** AVAILABLE DATA follows **

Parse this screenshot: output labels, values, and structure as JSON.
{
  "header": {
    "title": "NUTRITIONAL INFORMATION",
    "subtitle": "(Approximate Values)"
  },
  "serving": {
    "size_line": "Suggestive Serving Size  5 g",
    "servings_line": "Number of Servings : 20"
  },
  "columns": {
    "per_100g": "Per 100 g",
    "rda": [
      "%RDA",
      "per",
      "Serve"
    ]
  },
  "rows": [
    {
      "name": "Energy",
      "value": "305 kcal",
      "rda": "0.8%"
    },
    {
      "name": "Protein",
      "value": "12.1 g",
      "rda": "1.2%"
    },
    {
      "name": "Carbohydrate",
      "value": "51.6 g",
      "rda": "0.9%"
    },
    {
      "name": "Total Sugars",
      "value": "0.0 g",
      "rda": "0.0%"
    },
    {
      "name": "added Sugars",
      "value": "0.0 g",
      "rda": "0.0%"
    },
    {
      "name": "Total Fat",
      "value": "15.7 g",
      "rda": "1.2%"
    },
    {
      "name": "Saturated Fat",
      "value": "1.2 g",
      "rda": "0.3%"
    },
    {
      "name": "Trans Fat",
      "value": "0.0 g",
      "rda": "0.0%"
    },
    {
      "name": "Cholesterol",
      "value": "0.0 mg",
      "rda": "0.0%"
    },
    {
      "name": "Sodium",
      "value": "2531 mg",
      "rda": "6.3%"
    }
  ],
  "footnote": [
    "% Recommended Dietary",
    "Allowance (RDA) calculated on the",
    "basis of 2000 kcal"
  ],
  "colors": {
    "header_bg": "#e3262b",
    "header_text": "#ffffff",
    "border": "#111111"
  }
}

** End of AVAILABLE DATA **

> _ASSIGNED TASK_
Could you find each line in the entries that contains the string "Sugars" and copy it?

> _SOLUTION_
      "name": "Total Sugars",
      "name": "added Sugars",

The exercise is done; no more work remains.